== What is being asked ==
Set down all of the data exactly as it appears.

═══ Exercise inputs

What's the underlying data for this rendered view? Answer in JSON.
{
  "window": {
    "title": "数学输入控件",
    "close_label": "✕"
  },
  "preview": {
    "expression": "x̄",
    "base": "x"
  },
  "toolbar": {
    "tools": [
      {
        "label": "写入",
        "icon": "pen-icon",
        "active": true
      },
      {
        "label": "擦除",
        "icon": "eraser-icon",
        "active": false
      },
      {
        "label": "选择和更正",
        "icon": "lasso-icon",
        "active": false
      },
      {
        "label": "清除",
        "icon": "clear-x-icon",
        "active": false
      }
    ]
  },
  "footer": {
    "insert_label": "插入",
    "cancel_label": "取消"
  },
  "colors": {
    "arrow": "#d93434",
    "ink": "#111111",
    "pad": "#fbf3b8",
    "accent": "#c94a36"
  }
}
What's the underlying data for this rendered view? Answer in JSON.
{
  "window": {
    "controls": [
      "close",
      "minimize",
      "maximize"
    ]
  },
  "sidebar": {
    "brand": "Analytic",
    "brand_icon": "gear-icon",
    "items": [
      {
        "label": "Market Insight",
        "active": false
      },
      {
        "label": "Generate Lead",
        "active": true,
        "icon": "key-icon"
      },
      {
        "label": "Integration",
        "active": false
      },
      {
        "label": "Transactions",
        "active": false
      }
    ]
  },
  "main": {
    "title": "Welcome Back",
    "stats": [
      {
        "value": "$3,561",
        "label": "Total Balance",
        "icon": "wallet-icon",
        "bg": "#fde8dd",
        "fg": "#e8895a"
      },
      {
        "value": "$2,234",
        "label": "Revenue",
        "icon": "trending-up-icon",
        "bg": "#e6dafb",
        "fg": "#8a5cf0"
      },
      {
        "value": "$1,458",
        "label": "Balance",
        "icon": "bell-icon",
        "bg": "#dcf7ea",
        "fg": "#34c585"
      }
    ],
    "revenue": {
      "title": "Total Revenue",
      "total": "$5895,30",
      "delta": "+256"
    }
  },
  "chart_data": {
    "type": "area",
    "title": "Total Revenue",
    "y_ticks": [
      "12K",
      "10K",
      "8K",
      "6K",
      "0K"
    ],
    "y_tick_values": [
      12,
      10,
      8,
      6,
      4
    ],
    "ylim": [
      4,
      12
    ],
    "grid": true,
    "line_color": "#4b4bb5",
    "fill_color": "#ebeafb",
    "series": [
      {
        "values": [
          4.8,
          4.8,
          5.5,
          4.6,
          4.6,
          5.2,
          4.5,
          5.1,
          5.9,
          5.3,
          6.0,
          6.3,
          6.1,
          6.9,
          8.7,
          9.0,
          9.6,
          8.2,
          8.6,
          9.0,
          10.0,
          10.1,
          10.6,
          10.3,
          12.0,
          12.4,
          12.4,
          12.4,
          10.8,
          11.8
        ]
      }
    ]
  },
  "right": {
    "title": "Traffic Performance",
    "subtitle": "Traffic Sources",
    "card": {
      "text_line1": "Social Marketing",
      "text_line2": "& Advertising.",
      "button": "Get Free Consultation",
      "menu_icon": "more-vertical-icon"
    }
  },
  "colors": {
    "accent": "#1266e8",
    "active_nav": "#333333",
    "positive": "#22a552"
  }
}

══════

== Exercise response ==
What's the underlying data for this rendered view? Answer in JSON.
{
  "window": {
    "title": "数学输入控件",
    "close_label": "✕"
  },
  "preview": {
    "expression": "x̄",
    "base": "x"
  },
  "toolbar": {
    "tools": [
      {
        "label": "写入",
        "icon": "pen-icon",
        "active": true
      },
      {
        "label": "擦除",
        "icon": "eraser-icon",
        "active": false
      },
      {
        "label": "选择和更正",
        "icon": "lasso-icon",
        "active": false
      },
      {
        "label": "清除",
        "icon": "clear-x-icon",
        "active": false
      }
    ]
  },
  "footer": {
    "insert_label": "插入",
    "cancel_label": "取消"
  },
  "colors": {
    "arrow": "#d93434",
    "ink": "#111111",
    "pad": "#fbf3b8",
    "accent": "#c94a36"
  }
}
What's the underlying data for this rendered view? Answer in JSON.
{
  "window": {
    "controls": [
      "close",
      "minimize",
      "maximize"
    ]
  },
  "sidebar": {
    "brand": "Analytic",
    "brand_icon": "gear-icon",
    "items": [
      {
        "label": "Market Insight",
        "active": false
      },
      {
        "label": "Generate Lead",
        "active": true,
        "icon": "key-icon"
      },
      {
        "label": "Integration",
        "active": false
      },
      {
        "label": "Transactions",
        "active": false
      }
    ]
  },
  "main": {
    "title": "Welcome Back",
    "stats": [
      {
        "value": "$3,561",
        "label": "Total Balance",
        "icon": "wallet-icon",
        "bg": "#fde8dd",
        "fg": "#e8895a"
      },
      {
        "value": "$2,234",
        "label": "Revenue",
        "icon": "trending-up-icon",
        "bg": "#e6dafb",
        "fg": "#8a5cf0"
      },
      {
        "value": "$1,458",
        "label": "Balance",
        "icon": "bell-icon",
        "bg": "#dcf7ea",
        "fg": "#34c585"
      }
    ],
    "revenue": {
      "title": "Total Revenue",
      "total": "$5895,30",
      "delta": "+256"
    }
  },
  "chart_data": {
    "type": "area",
    "title": "Total Revenue",
    "y_ticks": [
      "12K",
      "10K",
      "8K",
      "6K",
      "0K"
    ],
    "y_tick_values": [
      12,
      10,
      8,
      6,
      4
    ],
    "ylim": [
      4,
      12
    ],
    "grid": true,
    "line_color": "#4b4bb5",
    "fill_color": "#ebeafb",
    "series": [
      {
        "values": [
          4.8,
          4.8,
          5.5,
          4.6,
          4.6,
          5.2,
          4.5,
          5.1,
          5.9,
          5.3,
          6.0,
          6.3,
          6.1,
          6.9,
          8.7,
          9.0,
          9.6,
          8.2,
          8.6,
          9.0,
          10.0,
          10.1,
          10.6,
          10.3,
          12.0,
          12.4,
          12.4,
          12.4,
          10.8,
          11.8
        ]
      }
    ]
  },
  "right": {
    "title": "Traffic Performance",
    "subtitle": "Traffic Sources",
    "card": {
      "text_line1": "Social Marketing",
      "text_line2": "& Advertising.",
      "button": "Get Free Consultation",
      "menu_icon": "more-vertical-icon"
    }
  },
  "colors": {
    "accent": "#1266e8",
    "active_nav": "#333333",
    "positive": "#22a552"
  }
}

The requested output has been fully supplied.